AIM:
Can you filter the records below down to the lines that contain the string "communication"? Copy each such line, treating uppercase and lowercase letters as different.

++++ INPUT MATERIAL

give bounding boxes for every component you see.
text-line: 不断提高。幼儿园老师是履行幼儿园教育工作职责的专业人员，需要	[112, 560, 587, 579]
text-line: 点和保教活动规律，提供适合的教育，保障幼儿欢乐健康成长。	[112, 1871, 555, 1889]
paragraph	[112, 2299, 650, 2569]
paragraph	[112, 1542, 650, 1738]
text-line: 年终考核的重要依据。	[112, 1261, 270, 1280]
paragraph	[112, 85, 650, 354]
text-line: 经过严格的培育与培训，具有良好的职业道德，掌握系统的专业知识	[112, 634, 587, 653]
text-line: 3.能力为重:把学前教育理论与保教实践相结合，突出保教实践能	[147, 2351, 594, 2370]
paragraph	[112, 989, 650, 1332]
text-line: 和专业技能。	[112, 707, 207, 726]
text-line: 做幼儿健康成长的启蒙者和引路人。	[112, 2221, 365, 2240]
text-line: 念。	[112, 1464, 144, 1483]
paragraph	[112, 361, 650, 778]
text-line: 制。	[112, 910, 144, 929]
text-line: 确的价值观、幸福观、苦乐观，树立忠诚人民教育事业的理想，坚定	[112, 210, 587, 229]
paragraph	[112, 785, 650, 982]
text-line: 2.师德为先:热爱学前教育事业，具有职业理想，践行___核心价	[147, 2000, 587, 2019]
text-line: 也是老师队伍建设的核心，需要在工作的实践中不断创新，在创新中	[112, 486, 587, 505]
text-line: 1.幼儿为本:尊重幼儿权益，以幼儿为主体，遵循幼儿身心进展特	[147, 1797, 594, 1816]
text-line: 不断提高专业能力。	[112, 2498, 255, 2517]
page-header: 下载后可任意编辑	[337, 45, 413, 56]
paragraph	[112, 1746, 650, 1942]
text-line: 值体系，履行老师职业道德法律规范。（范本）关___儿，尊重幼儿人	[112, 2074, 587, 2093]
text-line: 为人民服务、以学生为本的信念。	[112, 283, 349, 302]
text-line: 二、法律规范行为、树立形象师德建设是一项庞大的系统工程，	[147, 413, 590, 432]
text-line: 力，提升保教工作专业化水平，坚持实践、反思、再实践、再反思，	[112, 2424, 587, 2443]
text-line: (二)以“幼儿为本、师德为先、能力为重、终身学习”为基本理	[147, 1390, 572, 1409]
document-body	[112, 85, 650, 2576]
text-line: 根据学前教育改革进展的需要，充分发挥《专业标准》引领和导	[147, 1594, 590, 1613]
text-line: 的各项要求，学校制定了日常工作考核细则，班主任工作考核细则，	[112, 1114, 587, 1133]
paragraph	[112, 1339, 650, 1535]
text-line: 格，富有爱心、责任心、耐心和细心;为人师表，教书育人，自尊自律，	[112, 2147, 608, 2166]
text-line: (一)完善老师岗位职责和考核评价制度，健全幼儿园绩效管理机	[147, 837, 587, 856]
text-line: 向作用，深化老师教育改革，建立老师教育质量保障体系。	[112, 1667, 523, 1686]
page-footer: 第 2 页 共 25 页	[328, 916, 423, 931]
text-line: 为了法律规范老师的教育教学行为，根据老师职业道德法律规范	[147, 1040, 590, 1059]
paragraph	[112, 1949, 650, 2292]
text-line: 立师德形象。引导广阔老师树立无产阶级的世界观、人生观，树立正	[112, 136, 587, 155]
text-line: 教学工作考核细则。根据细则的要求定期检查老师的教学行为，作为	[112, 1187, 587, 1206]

++++++++
++++ INPUT MATERIAL

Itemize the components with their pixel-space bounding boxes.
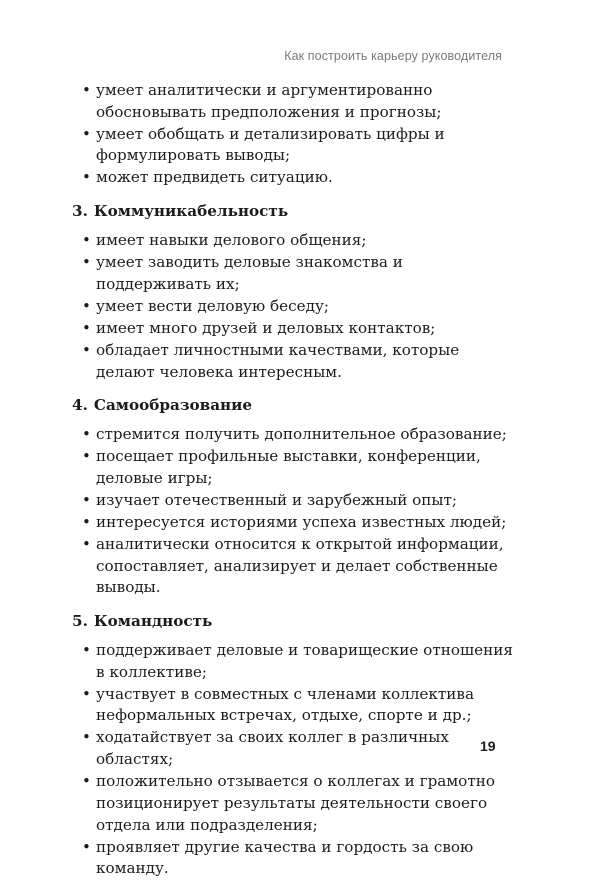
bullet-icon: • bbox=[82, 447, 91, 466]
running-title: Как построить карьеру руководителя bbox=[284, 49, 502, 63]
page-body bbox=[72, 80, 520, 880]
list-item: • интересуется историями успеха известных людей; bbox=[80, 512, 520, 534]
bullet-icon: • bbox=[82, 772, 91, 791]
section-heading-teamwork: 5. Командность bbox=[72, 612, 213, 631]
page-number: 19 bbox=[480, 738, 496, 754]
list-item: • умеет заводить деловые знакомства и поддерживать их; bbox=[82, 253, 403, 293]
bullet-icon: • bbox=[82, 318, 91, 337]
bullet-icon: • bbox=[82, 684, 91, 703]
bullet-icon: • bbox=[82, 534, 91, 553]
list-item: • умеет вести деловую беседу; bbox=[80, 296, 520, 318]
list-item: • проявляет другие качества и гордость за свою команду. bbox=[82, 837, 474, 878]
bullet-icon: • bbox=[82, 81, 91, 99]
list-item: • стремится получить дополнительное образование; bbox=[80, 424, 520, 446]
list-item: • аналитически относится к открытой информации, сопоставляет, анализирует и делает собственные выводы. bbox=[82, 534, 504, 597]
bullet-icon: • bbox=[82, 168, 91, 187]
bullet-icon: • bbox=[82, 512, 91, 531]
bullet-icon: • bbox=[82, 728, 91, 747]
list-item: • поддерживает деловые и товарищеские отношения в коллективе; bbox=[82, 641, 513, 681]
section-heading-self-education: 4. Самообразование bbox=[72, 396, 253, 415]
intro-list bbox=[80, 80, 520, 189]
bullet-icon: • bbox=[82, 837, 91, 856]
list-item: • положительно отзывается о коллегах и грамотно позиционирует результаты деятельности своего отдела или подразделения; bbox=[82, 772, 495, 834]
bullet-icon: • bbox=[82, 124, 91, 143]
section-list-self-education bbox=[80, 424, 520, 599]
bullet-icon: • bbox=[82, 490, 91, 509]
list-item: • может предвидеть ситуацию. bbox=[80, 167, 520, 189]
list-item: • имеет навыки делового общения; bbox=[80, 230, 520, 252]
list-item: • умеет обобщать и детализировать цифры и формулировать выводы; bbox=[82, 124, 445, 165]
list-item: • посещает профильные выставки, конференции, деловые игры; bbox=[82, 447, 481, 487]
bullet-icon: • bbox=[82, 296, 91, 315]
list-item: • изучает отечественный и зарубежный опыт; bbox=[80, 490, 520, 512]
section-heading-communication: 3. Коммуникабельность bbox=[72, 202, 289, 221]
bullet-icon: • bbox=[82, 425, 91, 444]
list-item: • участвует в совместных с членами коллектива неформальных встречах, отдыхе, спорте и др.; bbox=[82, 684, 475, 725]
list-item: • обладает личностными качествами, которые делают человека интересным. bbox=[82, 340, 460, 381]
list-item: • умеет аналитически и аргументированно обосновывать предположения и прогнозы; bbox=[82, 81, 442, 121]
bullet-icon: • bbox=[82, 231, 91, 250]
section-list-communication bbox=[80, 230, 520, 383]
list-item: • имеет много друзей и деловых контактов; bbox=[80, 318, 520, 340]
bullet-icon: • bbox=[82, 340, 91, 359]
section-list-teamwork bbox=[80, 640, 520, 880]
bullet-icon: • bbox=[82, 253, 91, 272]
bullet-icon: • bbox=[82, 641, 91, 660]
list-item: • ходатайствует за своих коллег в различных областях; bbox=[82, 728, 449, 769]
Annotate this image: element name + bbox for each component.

++++++++
++++ INPUT MATERIAL

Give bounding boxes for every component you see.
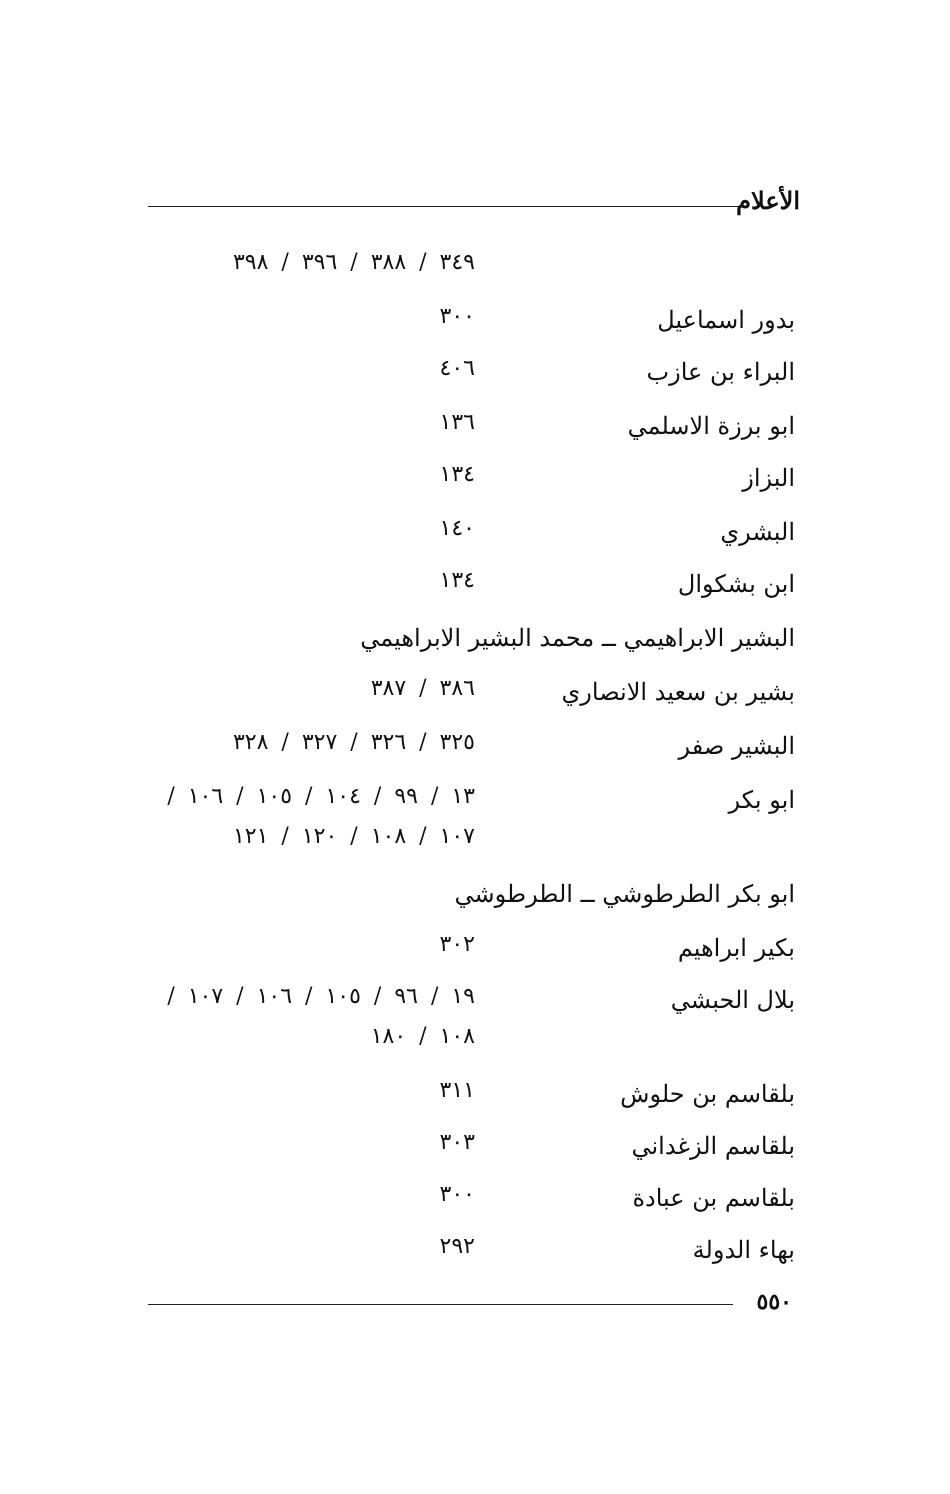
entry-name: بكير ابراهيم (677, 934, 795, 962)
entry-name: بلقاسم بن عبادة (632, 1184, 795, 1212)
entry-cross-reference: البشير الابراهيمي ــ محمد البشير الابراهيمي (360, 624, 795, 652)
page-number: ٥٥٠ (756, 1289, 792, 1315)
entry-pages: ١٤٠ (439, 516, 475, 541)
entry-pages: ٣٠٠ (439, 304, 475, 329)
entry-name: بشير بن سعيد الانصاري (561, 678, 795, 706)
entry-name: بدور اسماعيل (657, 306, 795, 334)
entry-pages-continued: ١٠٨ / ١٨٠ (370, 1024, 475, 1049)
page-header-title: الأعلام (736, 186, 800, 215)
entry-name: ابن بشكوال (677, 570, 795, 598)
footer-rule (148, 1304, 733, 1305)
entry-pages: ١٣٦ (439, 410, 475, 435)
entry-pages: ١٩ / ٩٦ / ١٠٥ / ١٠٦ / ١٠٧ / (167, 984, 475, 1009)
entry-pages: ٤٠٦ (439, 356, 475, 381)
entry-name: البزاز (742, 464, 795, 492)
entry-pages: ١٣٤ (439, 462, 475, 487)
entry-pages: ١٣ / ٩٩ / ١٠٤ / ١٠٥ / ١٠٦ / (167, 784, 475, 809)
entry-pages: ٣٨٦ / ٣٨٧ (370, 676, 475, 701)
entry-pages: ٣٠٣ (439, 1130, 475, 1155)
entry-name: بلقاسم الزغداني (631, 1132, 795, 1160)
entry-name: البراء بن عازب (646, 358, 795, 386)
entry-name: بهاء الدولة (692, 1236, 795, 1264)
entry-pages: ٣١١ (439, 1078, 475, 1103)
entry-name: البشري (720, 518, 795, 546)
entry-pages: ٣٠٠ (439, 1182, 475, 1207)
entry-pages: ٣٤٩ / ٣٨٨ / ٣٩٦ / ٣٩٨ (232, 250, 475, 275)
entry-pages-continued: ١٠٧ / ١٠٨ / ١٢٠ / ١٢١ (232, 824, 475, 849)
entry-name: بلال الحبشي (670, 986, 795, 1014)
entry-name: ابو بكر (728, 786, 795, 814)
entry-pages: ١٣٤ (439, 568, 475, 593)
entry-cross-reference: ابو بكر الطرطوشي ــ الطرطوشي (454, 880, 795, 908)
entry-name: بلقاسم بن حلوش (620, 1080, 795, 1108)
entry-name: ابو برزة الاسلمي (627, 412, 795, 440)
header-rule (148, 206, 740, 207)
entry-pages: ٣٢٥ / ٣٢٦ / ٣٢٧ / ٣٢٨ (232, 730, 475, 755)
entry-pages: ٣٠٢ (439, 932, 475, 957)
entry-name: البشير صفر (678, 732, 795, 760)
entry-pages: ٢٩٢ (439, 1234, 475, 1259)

++++++++

RESPONSE TO THIS TASK:
section-heading-communication: 3. Коммуникабельность bbox=[72, 202, 289, 221]
section-list-communication bbox=[80, 230, 520, 383]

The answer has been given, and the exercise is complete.